◆ **Required task**
Which lines in the records below contain the word "document"? Copy each of them.

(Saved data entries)
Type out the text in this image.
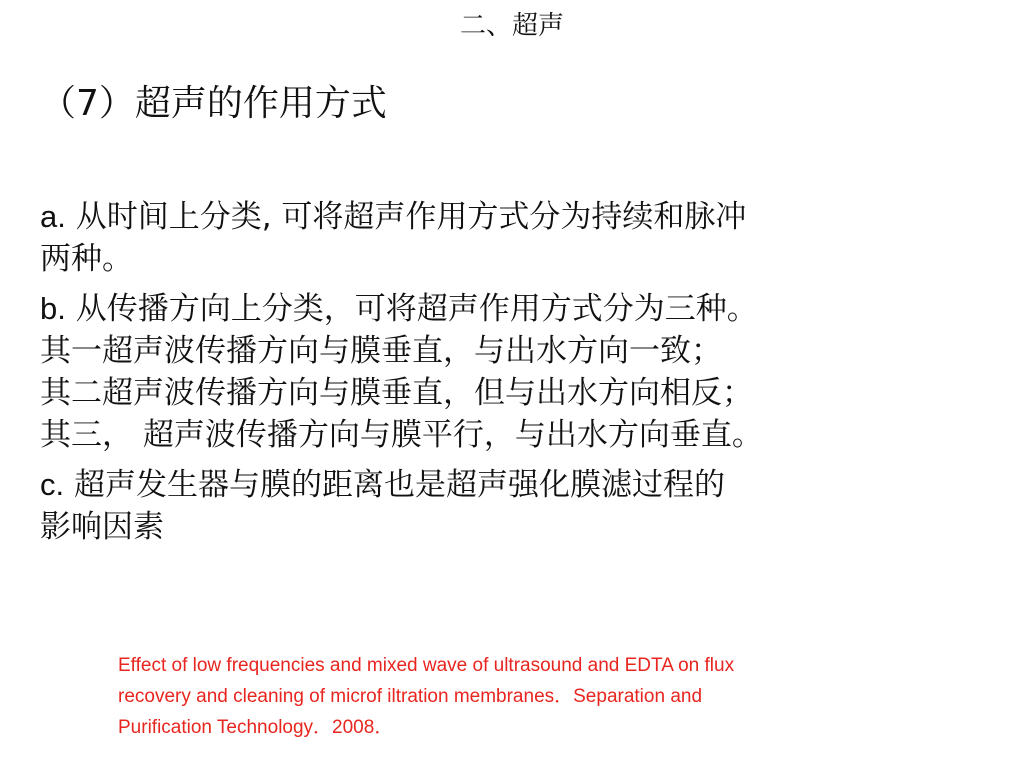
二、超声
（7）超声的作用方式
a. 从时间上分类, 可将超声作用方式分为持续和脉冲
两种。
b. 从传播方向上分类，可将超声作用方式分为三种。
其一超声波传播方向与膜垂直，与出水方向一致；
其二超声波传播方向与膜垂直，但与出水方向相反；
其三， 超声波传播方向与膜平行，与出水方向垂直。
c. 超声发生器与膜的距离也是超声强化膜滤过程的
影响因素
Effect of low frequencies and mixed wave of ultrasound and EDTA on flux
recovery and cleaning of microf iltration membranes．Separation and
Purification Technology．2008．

==

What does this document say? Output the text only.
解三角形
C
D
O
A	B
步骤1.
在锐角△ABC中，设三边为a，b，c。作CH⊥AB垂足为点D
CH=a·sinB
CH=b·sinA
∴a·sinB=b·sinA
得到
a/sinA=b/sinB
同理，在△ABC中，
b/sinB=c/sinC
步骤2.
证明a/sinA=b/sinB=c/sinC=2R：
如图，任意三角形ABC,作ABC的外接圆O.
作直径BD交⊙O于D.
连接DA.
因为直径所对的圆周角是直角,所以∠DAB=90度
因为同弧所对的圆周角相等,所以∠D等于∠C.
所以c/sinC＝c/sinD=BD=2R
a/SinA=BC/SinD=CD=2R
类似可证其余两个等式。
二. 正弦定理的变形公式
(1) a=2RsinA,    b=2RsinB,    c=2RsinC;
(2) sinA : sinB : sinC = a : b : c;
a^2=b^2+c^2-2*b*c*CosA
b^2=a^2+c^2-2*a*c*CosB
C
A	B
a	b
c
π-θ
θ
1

--

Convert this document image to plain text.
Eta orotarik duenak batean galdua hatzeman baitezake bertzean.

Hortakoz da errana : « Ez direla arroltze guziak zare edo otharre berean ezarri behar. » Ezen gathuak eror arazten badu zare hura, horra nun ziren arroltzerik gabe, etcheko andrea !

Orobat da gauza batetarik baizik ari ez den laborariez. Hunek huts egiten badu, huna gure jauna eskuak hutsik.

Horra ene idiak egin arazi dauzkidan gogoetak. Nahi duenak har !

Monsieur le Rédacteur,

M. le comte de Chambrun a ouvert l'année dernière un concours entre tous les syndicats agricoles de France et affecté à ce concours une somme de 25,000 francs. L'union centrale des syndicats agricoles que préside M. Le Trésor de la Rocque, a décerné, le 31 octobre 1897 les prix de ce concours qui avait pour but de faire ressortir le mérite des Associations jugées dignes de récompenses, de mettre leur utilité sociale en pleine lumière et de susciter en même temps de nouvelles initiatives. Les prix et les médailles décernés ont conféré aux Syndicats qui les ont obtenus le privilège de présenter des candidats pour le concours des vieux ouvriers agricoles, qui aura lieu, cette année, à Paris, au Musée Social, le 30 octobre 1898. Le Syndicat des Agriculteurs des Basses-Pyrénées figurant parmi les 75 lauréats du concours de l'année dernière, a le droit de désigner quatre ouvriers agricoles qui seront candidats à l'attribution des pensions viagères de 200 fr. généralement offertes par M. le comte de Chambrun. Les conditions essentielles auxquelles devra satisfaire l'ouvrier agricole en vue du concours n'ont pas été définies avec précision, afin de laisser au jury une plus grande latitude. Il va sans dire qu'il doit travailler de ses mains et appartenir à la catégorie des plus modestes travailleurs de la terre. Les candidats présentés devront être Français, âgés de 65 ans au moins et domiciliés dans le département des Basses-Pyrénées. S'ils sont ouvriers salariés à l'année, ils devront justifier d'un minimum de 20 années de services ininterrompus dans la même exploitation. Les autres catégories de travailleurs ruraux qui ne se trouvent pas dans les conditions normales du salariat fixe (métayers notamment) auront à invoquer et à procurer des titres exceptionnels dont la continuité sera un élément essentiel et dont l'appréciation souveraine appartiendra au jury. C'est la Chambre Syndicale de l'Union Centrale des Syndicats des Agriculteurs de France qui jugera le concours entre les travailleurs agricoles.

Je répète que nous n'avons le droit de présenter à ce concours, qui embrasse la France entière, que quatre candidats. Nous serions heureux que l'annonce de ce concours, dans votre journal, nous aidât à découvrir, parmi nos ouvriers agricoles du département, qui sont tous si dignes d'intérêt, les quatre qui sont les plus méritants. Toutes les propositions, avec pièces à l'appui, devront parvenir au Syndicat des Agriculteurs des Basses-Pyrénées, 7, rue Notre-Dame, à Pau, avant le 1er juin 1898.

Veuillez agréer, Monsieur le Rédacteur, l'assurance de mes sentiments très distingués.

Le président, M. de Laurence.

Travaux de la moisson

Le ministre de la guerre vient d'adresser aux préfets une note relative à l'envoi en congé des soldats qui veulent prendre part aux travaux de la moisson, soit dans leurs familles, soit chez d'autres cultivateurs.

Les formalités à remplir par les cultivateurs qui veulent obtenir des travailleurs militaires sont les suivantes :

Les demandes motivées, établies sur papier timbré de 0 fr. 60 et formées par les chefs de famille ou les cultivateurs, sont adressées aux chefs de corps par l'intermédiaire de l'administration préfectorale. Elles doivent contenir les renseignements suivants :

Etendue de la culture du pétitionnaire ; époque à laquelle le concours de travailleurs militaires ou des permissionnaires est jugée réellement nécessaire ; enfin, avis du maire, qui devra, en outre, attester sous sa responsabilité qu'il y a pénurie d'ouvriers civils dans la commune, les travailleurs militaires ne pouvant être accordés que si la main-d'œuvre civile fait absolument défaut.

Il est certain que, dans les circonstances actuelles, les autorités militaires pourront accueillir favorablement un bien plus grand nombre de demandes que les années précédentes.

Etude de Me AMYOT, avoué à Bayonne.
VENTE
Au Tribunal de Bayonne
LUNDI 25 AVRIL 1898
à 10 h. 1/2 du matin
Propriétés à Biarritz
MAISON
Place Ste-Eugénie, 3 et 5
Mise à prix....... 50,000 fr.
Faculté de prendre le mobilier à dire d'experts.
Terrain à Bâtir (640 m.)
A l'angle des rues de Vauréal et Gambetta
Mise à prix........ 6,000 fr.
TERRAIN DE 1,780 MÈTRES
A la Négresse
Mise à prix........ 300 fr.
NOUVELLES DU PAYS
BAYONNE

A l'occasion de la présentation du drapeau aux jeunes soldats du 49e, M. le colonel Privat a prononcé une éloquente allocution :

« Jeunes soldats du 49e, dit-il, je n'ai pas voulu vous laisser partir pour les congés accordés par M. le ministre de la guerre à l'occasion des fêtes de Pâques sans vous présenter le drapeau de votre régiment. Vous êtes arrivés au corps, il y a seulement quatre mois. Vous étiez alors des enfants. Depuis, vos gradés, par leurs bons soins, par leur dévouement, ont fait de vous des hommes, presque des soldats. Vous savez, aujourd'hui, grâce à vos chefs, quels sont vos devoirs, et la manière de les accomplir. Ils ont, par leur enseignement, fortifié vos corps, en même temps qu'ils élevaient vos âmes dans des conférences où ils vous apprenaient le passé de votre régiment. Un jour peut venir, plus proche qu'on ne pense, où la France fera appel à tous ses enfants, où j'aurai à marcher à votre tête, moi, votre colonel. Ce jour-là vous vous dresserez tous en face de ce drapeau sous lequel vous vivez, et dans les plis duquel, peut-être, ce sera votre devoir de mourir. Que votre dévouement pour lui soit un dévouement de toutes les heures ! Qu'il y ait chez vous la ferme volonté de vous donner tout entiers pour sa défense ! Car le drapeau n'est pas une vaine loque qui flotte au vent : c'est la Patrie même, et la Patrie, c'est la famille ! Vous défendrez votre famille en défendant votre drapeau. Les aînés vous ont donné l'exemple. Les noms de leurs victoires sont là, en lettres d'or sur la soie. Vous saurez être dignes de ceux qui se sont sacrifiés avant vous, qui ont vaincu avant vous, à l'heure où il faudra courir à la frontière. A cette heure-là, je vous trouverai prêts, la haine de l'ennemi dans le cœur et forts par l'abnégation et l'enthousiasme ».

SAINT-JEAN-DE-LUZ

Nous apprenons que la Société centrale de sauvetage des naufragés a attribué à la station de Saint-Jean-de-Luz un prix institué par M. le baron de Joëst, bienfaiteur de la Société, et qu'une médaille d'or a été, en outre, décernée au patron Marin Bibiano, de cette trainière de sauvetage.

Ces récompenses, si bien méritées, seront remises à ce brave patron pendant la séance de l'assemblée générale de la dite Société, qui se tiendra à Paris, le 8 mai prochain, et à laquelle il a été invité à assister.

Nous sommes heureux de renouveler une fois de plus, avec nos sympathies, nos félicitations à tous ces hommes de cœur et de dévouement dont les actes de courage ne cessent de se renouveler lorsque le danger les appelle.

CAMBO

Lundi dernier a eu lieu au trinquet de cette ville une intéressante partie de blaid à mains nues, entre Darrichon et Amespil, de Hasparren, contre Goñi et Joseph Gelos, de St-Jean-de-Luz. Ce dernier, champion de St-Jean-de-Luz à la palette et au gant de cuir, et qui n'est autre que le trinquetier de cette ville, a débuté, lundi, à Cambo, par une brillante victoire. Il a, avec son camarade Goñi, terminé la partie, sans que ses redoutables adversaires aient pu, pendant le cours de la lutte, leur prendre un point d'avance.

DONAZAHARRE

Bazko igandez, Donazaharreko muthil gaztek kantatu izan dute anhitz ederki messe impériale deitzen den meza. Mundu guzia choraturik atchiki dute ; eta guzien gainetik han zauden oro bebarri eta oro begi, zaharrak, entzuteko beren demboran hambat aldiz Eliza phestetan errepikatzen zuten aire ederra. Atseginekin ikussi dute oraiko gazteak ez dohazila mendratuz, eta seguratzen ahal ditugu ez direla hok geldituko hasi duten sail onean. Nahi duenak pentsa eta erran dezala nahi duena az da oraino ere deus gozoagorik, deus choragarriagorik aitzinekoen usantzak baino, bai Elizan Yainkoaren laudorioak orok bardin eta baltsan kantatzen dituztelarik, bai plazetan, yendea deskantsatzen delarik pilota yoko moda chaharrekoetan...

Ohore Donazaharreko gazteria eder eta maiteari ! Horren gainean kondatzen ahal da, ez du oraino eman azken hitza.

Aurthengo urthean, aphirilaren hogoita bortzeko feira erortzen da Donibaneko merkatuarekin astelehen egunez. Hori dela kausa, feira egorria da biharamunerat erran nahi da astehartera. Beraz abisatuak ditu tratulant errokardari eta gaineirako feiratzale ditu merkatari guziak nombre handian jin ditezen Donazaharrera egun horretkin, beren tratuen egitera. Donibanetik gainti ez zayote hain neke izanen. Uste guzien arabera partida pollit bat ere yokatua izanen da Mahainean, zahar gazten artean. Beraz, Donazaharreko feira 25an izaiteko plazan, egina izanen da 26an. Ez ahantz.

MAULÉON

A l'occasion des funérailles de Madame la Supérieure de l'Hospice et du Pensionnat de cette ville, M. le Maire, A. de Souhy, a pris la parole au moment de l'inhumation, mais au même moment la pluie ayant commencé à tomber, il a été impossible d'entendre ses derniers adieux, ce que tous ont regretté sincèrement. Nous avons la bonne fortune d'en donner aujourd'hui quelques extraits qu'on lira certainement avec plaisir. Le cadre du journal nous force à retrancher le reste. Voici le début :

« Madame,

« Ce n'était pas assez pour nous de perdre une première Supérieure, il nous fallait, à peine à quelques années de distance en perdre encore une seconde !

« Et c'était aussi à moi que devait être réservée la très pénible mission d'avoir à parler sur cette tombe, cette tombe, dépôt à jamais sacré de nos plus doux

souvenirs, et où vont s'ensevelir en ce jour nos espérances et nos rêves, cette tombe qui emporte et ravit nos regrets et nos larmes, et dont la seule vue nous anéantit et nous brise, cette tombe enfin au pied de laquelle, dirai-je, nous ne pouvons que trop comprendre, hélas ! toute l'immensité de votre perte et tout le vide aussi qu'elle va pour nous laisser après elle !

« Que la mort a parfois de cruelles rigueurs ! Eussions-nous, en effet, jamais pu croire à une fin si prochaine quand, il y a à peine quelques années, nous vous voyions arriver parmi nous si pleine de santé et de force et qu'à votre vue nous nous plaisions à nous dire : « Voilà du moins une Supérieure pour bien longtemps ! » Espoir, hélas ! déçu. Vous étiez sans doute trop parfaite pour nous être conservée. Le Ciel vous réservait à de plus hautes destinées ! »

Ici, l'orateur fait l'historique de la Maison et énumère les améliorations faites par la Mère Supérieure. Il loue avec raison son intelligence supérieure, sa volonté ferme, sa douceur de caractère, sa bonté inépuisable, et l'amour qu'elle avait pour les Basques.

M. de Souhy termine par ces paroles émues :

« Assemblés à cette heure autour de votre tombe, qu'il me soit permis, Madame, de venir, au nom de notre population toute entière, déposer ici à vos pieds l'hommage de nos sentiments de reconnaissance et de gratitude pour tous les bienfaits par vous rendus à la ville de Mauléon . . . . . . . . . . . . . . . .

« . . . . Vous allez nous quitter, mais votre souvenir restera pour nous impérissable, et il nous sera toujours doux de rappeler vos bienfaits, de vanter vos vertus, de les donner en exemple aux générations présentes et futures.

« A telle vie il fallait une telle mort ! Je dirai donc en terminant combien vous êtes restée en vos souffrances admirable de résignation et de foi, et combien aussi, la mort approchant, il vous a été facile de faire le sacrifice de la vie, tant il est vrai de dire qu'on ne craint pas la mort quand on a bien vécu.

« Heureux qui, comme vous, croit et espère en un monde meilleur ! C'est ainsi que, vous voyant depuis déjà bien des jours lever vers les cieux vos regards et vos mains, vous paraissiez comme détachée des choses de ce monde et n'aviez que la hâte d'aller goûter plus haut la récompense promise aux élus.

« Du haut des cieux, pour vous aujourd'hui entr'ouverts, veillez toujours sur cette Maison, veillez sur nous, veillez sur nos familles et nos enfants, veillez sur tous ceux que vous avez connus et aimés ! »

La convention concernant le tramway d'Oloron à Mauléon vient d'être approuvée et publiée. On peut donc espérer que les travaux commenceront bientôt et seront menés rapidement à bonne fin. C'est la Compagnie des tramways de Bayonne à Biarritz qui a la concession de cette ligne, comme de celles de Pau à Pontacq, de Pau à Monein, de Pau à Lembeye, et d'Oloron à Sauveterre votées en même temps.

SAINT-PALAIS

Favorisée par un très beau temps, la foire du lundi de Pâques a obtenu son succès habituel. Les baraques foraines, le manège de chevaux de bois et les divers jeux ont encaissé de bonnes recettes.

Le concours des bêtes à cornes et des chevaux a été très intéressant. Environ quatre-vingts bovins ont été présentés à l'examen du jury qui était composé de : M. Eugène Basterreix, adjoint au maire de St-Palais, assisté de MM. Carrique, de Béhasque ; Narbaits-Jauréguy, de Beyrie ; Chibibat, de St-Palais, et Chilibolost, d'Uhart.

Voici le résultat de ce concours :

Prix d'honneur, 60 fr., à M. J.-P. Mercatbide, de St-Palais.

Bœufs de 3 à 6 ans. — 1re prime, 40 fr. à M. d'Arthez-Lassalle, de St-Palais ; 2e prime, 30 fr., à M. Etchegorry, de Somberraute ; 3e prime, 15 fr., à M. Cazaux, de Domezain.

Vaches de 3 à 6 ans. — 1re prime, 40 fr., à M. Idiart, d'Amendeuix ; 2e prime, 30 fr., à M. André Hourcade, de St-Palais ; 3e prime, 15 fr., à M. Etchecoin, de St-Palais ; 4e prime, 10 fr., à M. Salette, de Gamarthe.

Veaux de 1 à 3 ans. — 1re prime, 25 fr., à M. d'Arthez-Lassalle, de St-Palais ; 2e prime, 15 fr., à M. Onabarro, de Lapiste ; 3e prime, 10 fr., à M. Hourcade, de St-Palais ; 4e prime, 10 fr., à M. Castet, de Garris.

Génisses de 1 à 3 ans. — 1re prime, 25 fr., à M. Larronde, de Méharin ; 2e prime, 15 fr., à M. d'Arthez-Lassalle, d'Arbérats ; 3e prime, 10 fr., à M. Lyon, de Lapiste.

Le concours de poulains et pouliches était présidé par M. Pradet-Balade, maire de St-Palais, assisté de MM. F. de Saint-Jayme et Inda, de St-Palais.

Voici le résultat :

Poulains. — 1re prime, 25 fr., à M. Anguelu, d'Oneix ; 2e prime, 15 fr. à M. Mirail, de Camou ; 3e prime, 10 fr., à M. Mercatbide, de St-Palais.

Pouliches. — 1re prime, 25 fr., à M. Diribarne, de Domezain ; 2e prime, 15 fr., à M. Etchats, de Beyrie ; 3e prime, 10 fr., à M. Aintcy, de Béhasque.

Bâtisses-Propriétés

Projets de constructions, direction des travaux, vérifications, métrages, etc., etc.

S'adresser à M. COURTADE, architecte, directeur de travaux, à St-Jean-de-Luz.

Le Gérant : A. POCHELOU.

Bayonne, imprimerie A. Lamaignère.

◆ **Task result**
What does this document say? Output the text only.
Convert this document image to plain text.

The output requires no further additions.